* start Dataset records *

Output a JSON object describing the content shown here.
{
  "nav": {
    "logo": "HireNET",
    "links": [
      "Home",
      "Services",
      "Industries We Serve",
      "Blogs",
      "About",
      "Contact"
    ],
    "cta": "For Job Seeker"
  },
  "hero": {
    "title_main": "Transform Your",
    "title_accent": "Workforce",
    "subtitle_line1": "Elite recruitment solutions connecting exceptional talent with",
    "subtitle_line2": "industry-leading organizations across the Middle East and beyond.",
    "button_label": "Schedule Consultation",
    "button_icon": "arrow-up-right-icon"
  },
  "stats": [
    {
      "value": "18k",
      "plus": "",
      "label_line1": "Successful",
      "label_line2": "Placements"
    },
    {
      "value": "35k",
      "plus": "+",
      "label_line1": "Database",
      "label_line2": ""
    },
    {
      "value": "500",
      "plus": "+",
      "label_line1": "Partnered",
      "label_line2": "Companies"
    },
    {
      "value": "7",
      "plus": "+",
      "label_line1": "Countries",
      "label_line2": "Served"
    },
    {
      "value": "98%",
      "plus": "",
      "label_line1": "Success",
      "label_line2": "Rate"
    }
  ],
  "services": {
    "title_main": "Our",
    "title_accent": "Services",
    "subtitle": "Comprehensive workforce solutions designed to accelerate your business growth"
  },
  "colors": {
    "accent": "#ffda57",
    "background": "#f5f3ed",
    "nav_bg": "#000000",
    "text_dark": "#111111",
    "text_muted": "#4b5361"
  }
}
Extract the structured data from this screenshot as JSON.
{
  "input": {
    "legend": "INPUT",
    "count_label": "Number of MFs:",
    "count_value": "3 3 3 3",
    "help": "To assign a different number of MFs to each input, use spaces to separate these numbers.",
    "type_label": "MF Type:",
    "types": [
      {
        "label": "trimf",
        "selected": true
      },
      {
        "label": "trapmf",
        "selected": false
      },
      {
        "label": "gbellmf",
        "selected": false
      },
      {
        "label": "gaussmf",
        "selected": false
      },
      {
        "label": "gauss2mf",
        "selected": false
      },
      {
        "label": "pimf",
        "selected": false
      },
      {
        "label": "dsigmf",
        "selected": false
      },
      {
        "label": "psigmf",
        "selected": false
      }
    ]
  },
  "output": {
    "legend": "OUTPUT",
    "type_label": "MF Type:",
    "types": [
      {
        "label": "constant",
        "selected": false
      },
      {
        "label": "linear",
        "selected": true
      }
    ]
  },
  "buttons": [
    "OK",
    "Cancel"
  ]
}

* end Dataset records *

- [Short task]: In the records above, how many lines hold the string "JSON"? Reply with only the number.

- [Complete response]: 2